# [DIRECTIONS FOR THIS TASK]
Find how many lines below mention "często". Nothing but the number is needed.

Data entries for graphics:
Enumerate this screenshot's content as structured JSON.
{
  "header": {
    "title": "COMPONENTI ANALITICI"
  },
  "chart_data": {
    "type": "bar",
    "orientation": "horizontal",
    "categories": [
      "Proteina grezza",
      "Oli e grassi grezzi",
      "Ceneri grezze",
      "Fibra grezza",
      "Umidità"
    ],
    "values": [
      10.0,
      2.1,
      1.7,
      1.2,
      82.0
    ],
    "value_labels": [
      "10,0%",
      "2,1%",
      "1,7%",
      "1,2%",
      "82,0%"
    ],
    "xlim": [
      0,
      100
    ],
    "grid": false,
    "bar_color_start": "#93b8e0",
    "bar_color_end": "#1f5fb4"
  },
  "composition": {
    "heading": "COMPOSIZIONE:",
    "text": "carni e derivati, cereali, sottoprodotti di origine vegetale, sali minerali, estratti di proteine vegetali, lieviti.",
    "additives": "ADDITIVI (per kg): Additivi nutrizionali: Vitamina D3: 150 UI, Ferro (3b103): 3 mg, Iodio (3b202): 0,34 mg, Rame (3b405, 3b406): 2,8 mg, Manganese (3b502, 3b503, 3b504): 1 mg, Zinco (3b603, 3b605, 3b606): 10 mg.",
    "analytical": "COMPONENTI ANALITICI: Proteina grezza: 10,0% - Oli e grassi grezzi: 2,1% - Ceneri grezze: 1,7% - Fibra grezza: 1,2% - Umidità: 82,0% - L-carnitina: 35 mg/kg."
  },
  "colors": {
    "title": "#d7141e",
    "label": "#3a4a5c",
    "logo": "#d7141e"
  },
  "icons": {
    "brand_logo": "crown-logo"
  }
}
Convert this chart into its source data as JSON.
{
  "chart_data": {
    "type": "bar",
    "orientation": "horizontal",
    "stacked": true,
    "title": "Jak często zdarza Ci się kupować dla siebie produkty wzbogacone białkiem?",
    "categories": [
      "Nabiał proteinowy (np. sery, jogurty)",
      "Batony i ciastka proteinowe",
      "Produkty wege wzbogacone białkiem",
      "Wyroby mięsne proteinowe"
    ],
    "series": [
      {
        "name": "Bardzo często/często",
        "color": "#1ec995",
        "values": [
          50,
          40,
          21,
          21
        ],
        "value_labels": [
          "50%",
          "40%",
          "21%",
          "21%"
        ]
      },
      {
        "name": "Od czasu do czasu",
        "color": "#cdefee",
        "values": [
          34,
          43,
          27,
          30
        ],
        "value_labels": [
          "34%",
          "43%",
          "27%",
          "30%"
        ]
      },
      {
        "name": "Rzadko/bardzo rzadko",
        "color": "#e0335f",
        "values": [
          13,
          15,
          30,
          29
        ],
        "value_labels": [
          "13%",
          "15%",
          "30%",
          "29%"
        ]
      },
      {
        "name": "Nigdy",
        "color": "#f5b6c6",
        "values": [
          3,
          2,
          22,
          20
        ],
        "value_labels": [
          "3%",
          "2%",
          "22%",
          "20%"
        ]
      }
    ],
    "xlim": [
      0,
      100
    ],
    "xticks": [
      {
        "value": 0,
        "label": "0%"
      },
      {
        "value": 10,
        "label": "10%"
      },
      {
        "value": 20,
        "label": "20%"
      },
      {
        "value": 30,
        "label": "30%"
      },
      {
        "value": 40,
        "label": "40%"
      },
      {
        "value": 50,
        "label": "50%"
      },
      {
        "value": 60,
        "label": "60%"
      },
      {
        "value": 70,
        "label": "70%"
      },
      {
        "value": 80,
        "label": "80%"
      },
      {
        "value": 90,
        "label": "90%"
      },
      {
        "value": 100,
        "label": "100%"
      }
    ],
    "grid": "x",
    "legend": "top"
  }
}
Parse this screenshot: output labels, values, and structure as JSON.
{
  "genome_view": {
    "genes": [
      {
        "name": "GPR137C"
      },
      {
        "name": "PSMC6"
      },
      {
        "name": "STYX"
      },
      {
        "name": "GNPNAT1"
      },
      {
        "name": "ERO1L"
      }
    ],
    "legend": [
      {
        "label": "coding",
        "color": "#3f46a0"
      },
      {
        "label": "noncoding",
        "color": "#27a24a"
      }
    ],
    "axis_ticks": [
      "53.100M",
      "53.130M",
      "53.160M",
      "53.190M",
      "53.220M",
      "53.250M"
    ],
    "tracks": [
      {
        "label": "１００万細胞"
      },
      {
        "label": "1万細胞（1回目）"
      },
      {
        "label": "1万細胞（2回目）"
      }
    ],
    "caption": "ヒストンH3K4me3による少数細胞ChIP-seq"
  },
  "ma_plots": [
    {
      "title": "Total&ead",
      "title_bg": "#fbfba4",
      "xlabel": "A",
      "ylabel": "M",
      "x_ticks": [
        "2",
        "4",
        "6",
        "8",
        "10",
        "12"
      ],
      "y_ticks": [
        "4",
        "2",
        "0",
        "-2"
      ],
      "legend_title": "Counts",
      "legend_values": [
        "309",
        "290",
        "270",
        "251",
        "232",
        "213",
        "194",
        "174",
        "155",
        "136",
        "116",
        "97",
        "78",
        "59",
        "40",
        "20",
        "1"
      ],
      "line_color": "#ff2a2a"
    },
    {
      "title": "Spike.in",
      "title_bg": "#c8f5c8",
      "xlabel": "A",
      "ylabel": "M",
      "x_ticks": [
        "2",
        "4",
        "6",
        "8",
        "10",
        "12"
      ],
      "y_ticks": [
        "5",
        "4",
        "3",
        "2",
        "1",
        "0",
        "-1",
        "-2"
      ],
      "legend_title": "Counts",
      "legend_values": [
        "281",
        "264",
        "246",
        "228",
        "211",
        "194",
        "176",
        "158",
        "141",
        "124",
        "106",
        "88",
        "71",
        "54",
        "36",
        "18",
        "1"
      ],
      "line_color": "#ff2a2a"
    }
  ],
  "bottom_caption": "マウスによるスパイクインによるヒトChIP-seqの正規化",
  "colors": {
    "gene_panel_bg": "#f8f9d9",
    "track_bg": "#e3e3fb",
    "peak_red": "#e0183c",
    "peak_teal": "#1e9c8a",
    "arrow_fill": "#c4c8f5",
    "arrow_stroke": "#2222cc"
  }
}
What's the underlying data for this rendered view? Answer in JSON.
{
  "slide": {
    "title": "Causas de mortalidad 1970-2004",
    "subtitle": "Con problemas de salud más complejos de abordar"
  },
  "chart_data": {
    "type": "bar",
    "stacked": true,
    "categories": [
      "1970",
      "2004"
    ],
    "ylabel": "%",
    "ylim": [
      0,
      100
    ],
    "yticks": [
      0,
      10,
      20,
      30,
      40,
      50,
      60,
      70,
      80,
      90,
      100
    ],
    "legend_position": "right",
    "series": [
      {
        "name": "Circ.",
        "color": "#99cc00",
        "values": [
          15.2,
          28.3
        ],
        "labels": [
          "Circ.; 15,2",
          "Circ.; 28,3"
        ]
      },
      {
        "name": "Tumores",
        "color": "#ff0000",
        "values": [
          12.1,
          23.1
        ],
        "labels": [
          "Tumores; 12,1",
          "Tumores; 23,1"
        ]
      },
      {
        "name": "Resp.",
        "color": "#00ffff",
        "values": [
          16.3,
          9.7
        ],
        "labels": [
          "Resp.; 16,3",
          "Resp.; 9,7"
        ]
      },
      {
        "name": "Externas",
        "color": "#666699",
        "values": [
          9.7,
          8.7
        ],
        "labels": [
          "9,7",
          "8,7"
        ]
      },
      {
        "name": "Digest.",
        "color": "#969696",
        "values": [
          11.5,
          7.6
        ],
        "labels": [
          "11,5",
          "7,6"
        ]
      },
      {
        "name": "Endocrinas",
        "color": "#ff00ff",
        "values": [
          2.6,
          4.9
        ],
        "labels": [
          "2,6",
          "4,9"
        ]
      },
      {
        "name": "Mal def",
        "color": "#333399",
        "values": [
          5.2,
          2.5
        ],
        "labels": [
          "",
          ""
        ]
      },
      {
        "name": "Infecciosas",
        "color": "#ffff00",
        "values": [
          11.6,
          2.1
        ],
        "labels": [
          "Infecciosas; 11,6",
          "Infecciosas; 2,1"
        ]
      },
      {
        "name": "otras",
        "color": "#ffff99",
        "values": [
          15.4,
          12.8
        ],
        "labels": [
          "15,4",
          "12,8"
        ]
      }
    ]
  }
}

# [ANSWER BOX]
2